- PROBLEM DESCRIPTION -
Turn every line of the items below into a Markdown table with the columns Row and Line, numbering each row and leaving out blank lines. Omit the pictures from the answer.
[START INFORMATION PROVIDED]
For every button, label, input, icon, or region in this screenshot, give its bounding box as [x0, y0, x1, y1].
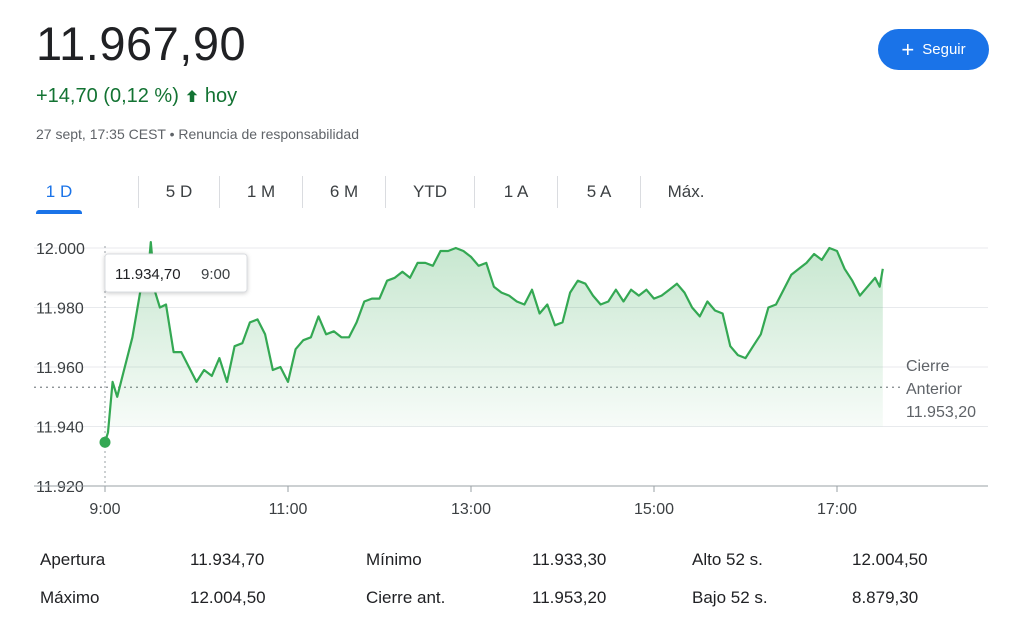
follow-button[interactable]: + Seguir — [878, 29, 989, 70]
series-area — [105, 242, 883, 443]
tab-5d[interactable]: 5 D — [139, 172, 219, 212]
tab-divider — [385, 176, 386, 208]
tab-divider — [474, 176, 475, 208]
previous-close-label: Anterior — [906, 381, 963, 398]
meta-separator: • — [169, 126, 175, 142]
previous-close-value: 11.953,20 — [906, 404, 976, 421]
stat-value-prev-close: 11.953,20 — [532, 588, 607, 607]
stat-value-open: 11.934,70 — [190, 550, 265, 569]
x-tick-label: 13:00 — [451, 501, 491, 518]
tab-1d[interactable]: 1 D — [36, 172, 82, 214]
stat-value-low: 11.933,30 — [532, 550, 607, 569]
tab-5a[interactable]: 5 A — [558, 172, 640, 212]
follow-button-label: Seguir — [922, 41, 966, 58]
tab-1m[interactable]: 1 M — [220, 172, 302, 212]
y-tick-label: 11.980 — [36, 301, 84, 318]
price-change: +14,70 (0,12 %) hoy — [36, 82, 237, 110]
stat-value-52w-low: 8.879,30 — [852, 588, 919, 607]
stat-value-high: 12.004,50 — [190, 588, 266, 607]
y-tick-label: 11.940 — [36, 420, 84, 437]
hover-point — [99, 436, 111, 448]
x-tick-label: 17:00 — [817, 501, 857, 518]
tab-label: YTD — [413, 182, 447, 201]
stat-label-prev-close: Cierre ant. — [366, 588, 446, 607]
tab-label: 5 A — [586, 182, 612, 201]
tab-6m[interactable]: 6 M — [303, 172, 385, 212]
quote-meta: 27 sept, 17:35 CEST • Renuncia de respon… — [36, 124, 359, 144]
previous-close-label: Cierre — [906, 358, 950, 375]
stat-value-52w-high: 12.004,50 — [852, 550, 928, 569]
stat-label-open: Apertura — [40, 550, 106, 569]
x-tick-label: 11:00 — [269, 501, 308, 518]
stat-label-52w-low: Bajo 52 s. — [692, 588, 768, 607]
tab-divider — [138, 176, 139, 208]
tab-divider — [557, 176, 558, 208]
hover-tooltip: 11.934,70 9:00 — [104, 253, 248, 293]
range-tabs: 1 D 5 D 1 M 6 M YTD 1 A 5 A Máx. — [36, 172, 731, 214]
x-tick-label: 15:00 — [634, 501, 674, 518]
y-tick-label: 12.000 — [36, 241, 85, 258]
tab-label: 1 D — [45, 182, 73, 201]
tab-label: 1 M — [246, 182, 276, 201]
tab-label: 1 A — [503, 182, 529, 201]
tab-divider — [640, 176, 641, 208]
x-tick-label: 9:00 — [89, 501, 120, 518]
tab-label: 5 D — [165, 182, 193, 201]
price-change-period: hoy — [204, 85, 238, 107]
arrow-up-icon — [186, 90, 198, 102]
tab-divider — [219, 176, 220, 208]
plus-icon: + — [901, 36, 915, 62]
tab-label: 6 M — [329, 182, 359, 201]
tab-max[interactable]: Máx. — [641, 172, 731, 212]
current-price: 11.967,90 — [36, 17, 247, 70]
series-line — [103, 241, 884, 443]
tab-label: Máx. — [667, 182, 705, 201]
stat-label-52w-high: Alto 52 s. — [692, 550, 763, 569]
tab-1a[interactable]: 1 A — [475, 172, 557, 212]
tooltip-time: 9:00 — [201, 266, 230, 283]
tab-divider — [302, 176, 303, 208]
disclaimer-link[interactable]: Renuncia de responsabilidad — [178, 126, 359, 142]
stat-label-high: Máximo — [40, 588, 100, 607]
quote-timestamp: 27 sept, 17:35 CEST — [36, 126, 166, 142]
tooltip-value: 11.934,70 — [115, 266, 181, 283]
price-chart[interactable]: 12.000 11.980 11.960 11.940 11.920 9:00 11:00 1… — [0, 230, 1024, 530]
price-change-value: +14,70 (0,12 %) — [36, 85, 179, 107]
tooltip-box — [104, 253, 248, 293]
y-tick-label: 11.920 — [36, 479, 84, 496]
y-tick-label: 11.960 — [36, 360, 84, 377]
stat-label-low: Mínimo — [366, 550, 422, 569]
tab-ytd[interactable]: YTD — [386, 172, 474, 212]
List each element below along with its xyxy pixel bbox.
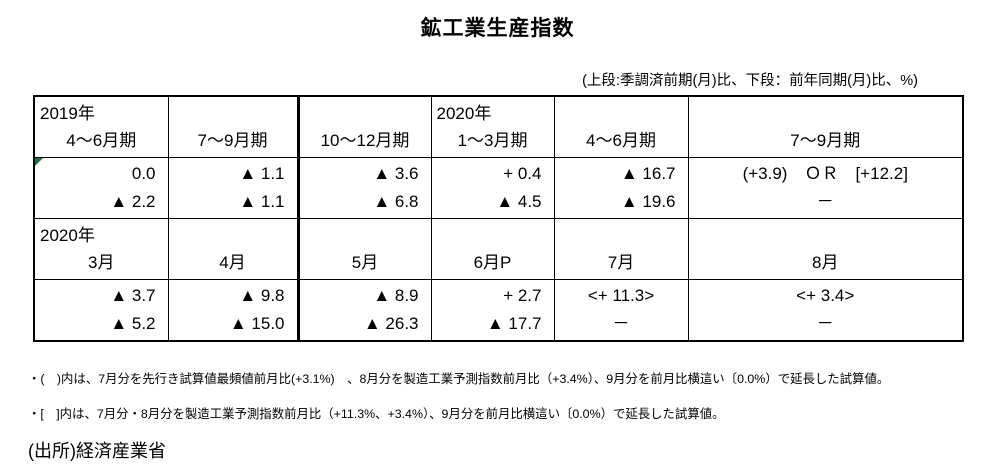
[END INFORMATION PROVIDED]
- THE RESPONSE -
| Row | Line |
|---|---|
| 1 | For every button, label, input, icon, or region in this screenshot, give its bounding box as [x0, y0, x1, y1]. |
| 2 | follow-button[interactable]: + Seguir — [878, 29, 989, 70] |
| 3 | series-area — [105, 242, 883, 443] |
| 4 | tab-5d[interactable]: 5 D — [139, 172, 219, 212] |
| 5 | tab-divider — [385, 176, 386, 208] |
| 6 | tab-divider — [474, 176, 475, 208] |
| 7 | previous-close-label: Anterior — [906, 381, 963, 398] |
| 8 | meta-separator: • — [169, 126, 175, 142] |
| 9 | previous-close-value: 11.953,20 — [906, 404, 976, 421] |
| 10 | stat-value-prev-close: 11.953,20 — [532, 588, 607, 607] |
| 11 | stat-value-open: 11.934,70 — [190, 550, 265, 569] |
| 12 | x-tick-label: 13:00 — [451, 501, 491, 518] |
| 13 | tab-1d[interactable]: 1 D — [36, 172, 82, 214] |
| 14 | stat-value-low: 11.933,30 — [532, 550, 607, 569] |
| 15 | tab-5a[interactable]: 5 A — [558, 172, 640, 212] |
| 16 | follow-button-label: Seguir — [922, 41, 966, 58] |
| 17 | tab-1m[interactable]: 1 M — [220, 172, 302, 212] |
| 18 | y-tick-label: 11.980 — [36, 301, 84, 318] |
| 19 | price-change: +14,70 (0,12 %) hoy — [36, 82, 237, 110] |
| 20 | stat-value-52w-low: 8.879,30 — [852, 588, 919, 607] |
| 21 | stat-value-high: 12.004,50 — [190, 588, 266, 607] |
| 22 | y-tick-label: 11.940 — [36, 420, 84, 437] |
| 23 | hover-point — [99, 436, 111, 448] |
| 24 | x-tick-label: 17:00 — [817, 501, 857, 518] |
| 25 | tab-label: YTD — [413, 182, 447, 201] |
| 26 | stat-label-prev-close: Cierre ant. — [366, 588, 446, 607] |
| 27 | tab-label: 5 A — [586, 182, 612, 201] |
| 28 | tab-6m[interactable]: 6 M — [303, 172, 385, 212] |
| 29 | quote-meta: 27 sept, 17:35 CEST • Renuncia de respon… — [36, 124, 359, 144] |
| 30 | previous-close-label: Cierre — [906, 358, 950, 375] |
| 31 | stat-value-52w-high: 12.004,50 — [852, 550, 928, 569] |
| 32 | stat-label-open: Apertura — [40, 550, 106, 569] |
| 33 | x-tick-label: 11:00 — [269, 501, 308, 518] |
| 34 | stat-label-52w-low: Bajo 52 s. — [692, 588, 768, 607] |
| 35 | tab-divider — [138, 176, 139, 208] |
| 36 | tab-divider — [557, 176, 558, 208] |
| 37 | hover-tooltip: 11.934,70 9:00 — [104, 253, 248, 293] |
| 38 | range-tabs: 1 D 5 D 1 M 6 M YTD 1 A 5 A Máx. — [36, 172, 731, 214] |
| 39 | x-tick-label: 15:00 — [634, 501, 674, 518] |
| 40 | y-tick-label: 12.000 — [36, 241, 85, 258] |
| 41 | tab-label: 1 D — [45, 182, 73, 201] |
| 42 | tab-label: 1 M — [246, 182, 276, 201] |
| 43 | tab-label: 1 A — [503, 182, 529, 201] |
| 44 | tab-divider — [640, 176, 641, 208] |
| 45 | x-tick-label: 9:00 — [89, 501, 120, 518] |
| 46 | tab-label: 5 D — [165, 182, 193, 201] |
| 47 | price-change-period: hoy — [204, 85, 238, 107] |
| 48 | arrow-up-icon — [186, 90, 198, 102] |
| 49 | tab-divider — [219, 176, 220, 208] |
| 50 | plus-icon: + — [901, 36, 915, 62] |
| 51 | tab-label: 6 M — [329, 182, 359, 201] |
| 52 | tab-max[interactable]: Máx. — [641, 172, 731, 212] |
| 53 | current-price: 11.967,90 — [36, 17, 247, 70] |
| 54 | series-line — [103, 241, 884, 443] |
| 55 | tab-label: Máx. — [667, 182, 705, 201] |
| 56 | stat-label-52w-high: Alto 52 s. — [692, 550, 763, 569] |
| 57 | tab-1a[interactable]: 1 A — [475, 172, 557, 212] |
| 58 | tooltip-time: 9:00 — [201, 266, 230, 283] |
| 59 | tab-divider — [302, 176, 303, 208] |
| 60 | disclaimer-link[interactable]: Renuncia de responsabilidad — [178, 126, 359, 142] |
| 61 | stat-label-high: Máximo — [40, 588, 100, 607] |
| 62 | quote-timestamp: 27 sept, 17:35 CEST — [36, 126, 166, 142] |
| 63 | tooltip-value: 11.934,70 — [115, 266, 181, 283] |
| 64 | price-chart[interactable]: 12.000 11.980 11.960 11.940 11.920 9:00 11:00 1… — [0, 230, 1024, 530] |
| 65 | price-change-value: +14,70 (0,12 %) — [36, 85, 179, 107] |
| 66 | tooltip-box — [104, 253, 248, 293] |
| 67 | y-tick-label: 11.920 — [36, 479, 84, 496] |
| 68 | y-tick-label: 11.960 — [36, 360, 84, 377] |
| 69 | stat-label-low: Mínimo — [366, 550, 422, 569] |
| 70 | tab-ytd[interactable]: YTD — [386, 172, 474, 212] |
| 71 | List each element below along with its xyxy pixel bbox. |